REQUIRED WORK: Without including the pictures, copy out every line below.

Dataset excerpts
- - - -

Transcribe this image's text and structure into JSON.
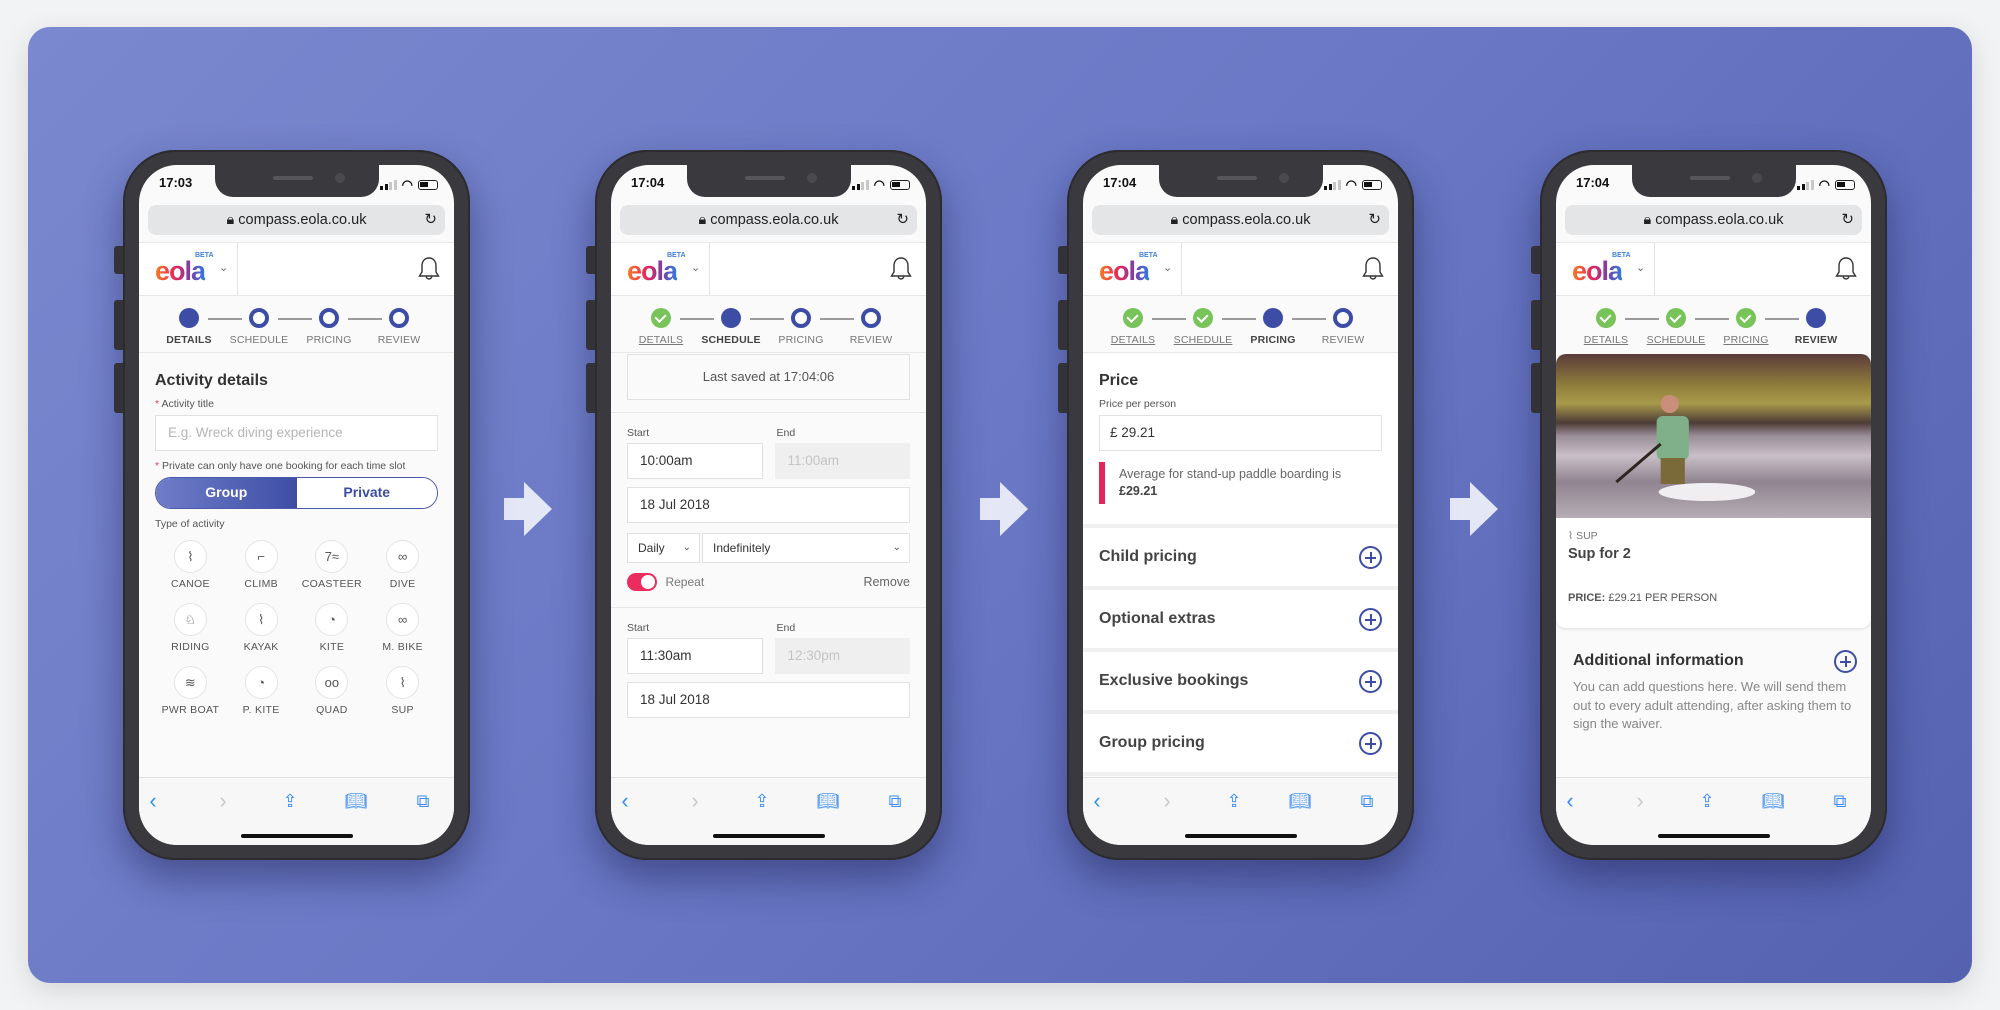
{
  "colors": {
    "background": "#6b79c6",
    "brand_primary": "#3d4da6",
    "success": "#79c35b",
    "accent_pink": "#ea2c5f",
    "ios_blue": "#3b8ef0"
  },
  "browser": {
    "url": "compass.eola.co.uk",
    "lock_icon": "lock-icon",
    "reload_icon": "reload-icon"
  },
  "app": {
    "logo_text": "eola",
    "logo_badge": "BETA",
    "bell_icon": "bell-icon"
  },
  "steps": [
    "DETAILS",
    "SCHEDULE",
    "PRICING",
    "REVIEW"
  ],
  "screens": [
    {
      "status_time": "17:03",
      "current_step": 0,
      "title": "Activity details",
      "activity_title_label": "Activity title",
      "activity_title_placeholder": "E.g. Wreck diving experience",
      "private_note": "Private can only have one booking for each time slot",
      "booking_type": {
        "options": [
          "Group",
          "Private"
        ],
        "selected": "Group"
      },
      "type_label": "Type of activity",
      "activities": [
        {
          "label": "CANOE",
          "icon": "canoe-icon",
          "glyph": "⌇"
        },
        {
          "label": "CLIMB",
          "icon": "climb-icon",
          "glyph": "⌐"
        },
        {
          "label": "COASTEER",
          "icon": "coasteer-icon",
          "glyph": "7≈"
        },
        {
          "label": "DIVE",
          "icon": "dive-mask-icon",
          "glyph": "∞"
        },
        {
          "label": "RIDING",
          "icon": "horse-icon",
          "glyph": "♘"
        },
        {
          "label": "KAYAK",
          "icon": "kayak-icon",
          "glyph": "⌇"
        },
        {
          "label": "KITE",
          "icon": "kite-icon",
          "glyph": "◔"
        },
        {
          "label": "M. BIKE",
          "icon": "bike-icon",
          "glyph": "∞"
        },
        {
          "label": "PWR BOAT",
          "icon": "powerboat-icon",
          "glyph": "≋"
        },
        {
          "label": "P. KITE",
          "icon": "power-kite-icon",
          "glyph": "◔"
        },
        {
          "label": "QUAD",
          "icon": "quad-icon",
          "glyph": "oo"
        },
        {
          "label": "SUP",
          "icon": "sup-icon",
          "glyph": "⌇"
        }
      ]
    },
    {
      "status_time": "17:04",
      "current_step": 1,
      "last_saved": "Last saved at 17:04:06",
      "start_label": "Start",
      "end_label": "End",
      "slots": [
        {
          "start": "10:00am",
          "end": "11:00am",
          "date": "18 Jul 2018",
          "frequency": "Daily",
          "until": "Indefinitely",
          "repeat_label": "Repeat",
          "repeat_on": true,
          "remove_label": "Remove"
        },
        {
          "start": "11:30am",
          "end": "12:30pm",
          "date": "18 Jul 2018"
        }
      ]
    },
    {
      "status_time": "17:04",
      "current_step": 2,
      "title": "Price",
      "price_label": "Price per person",
      "currency": "£",
      "price_value": "29.21",
      "hint_text": "Average for stand-up paddle boarding is",
      "hint_value": "£29.21",
      "sections": [
        "Child pricing",
        "Optional extras",
        "Exclusive bookings",
        "Group pricing"
      ]
    },
    {
      "status_time": "17:04",
      "current_step": 3,
      "category": "SUP",
      "activity_name": "Sup for 2",
      "price_label": "PRICE:",
      "price_text": "£29.21 PER PERSON",
      "additional_title": "Additional information",
      "additional_text": "You can add questions here. We will send them out to every adult attending, after asking them to sign the waiver."
    }
  ],
  "toolbar": [
    "back-icon",
    "forward-icon",
    "share-icon",
    "bookmarks-icon",
    "tabs-icon"
  ]
}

- - - -

FINAL ANSWER:
Transcribe this image's text and structure into JSON.
{
  "colors": {
    "background": "#6b79c6",
    "brand_primary": "#3d4da6",
    "success": "#79c35b",
    "accent_pink": "#ea2c5f",
    "ios_blue": "#3b8ef0"
  },
  "browser": {
    "url": "compass.eola.co.uk",
    "lock_icon": "lock-icon",
    "reload_icon": "reload-icon"
  },
  "app": {
    "logo_text": "eola",
    "logo_badge": "BETA",
    "bell_icon": "bell-icon"
  },
  "steps": [
    "DETAILS",
    "SCHEDULE",
    "PRICING",
    "REVIEW"
  ],
  "screens": [
    {
      "status_time": "17:03",
      "current_step": 0,
      "title": "Activity details",
      "activity_title_label": "Activity title",
      "activity_title_placeholder": "E.g. Wreck diving experience",
      "private_note": "Private can only have one booking for each time slot",
      "booking_type": {
        "options": [
          "Group",
          "Private"
        ],
        "selected": "Group"
      },
      "type_label": "Type of activity",
      "activities": [
        {
          "label": "CANOE",
          "icon": "canoe-icon",
          "glyph": "⌇"
        },
        {
          "label": "CLIMB",
          "icon": "climb-icon",
          "glyph": "⌐"
        },
        {
          "label": "COASTEER",
          "icon": "coasteer-icon",
          "glyph": "7≈"
        },
        {
          "label": "DIVE",
          "icon": "dive-mask-icon",
          "glyph": "∞"
        },
        {
          "label": "RIDING",
          "icon": "horse-icon",
          "glyph": "♘"
        },
        {
          "label": "KAYAK",
          "icon": "kayak-icon",
          "glyph": "⌇"
        },
        {
          "label": "KITE",
          "icon": "kite-icon",
          "glyph": "◔"
        },
        {
          "label": "M. BIKE",
          "icon": "bike-icon",
          "glyph": "∞"
        },
        {
          "label": "PWR BOAT",
          "icon": "powerboat-icon",
          "glyph": "≋"
        },
        {
          "label": "P. KITE",
          "icon": "power-kite-icon",
          "glyph": "◔"
        },
        {
          "label": "QUAD",
          "icon": "quad-icon",
          "glyph": "oo"
        },
        {
          "label": "SUP",
          "icon": "sup-icon",
          "glyph": "⌇"
        }
      ]
    },
    {
      "status_time": "17:04",
      "current_step": 1,
      "last_saved": "Last saved at 17:04:06",
      "start_label": "Start",
      "end_label": "End",
      "slots": [
        {
          "start": "10:00am",
          "end": "11:00am",
          "date": "18 Jul 2018",
          "frequency": "Daily",
          "until": "Indefinitely",
          "repeat_label": "Repeat",
          "repeat_on": true,
          "remove_label": "Remove"
        },
        {
          "start": "11:30am",
          "end": "12:30pm",
          "date": "18 Jul 2018"
        }
      ]
    },
    {
      "status_time": "17:04",
      "current_step": 2,
      "title": "Price",
      "price_label": "Price per person",
      "currency": "£",
      "price_value": "29.21",
      "hint_text": "Average for stand-up paddle boarding is",
      "hint_value": "£29.21",
      "sections": [
        "Child pricing",
        "Optional extras",
        "Exclusive bookings",
        "Group pricing"
      ]
    },
    {
      "status_time": "17:04",
      "current_step": 3,
      "category": "SUP",
      "activity_name": "Sup for 2",
      "price_label": "PRICE:",
      "price_text": "£29.21 PER PERSON",
      "additional_title": "Additional information",
      "additional_text": "You can add questions here. We will send them out to every adult attending, after asking them to sign the waiver."
    }
  ],
  "toolbar": [
    "back-icon",
    "forward-icon",
    "share-icon",
    "bookmarks-icon",
    "tabs-icon"
  ]
}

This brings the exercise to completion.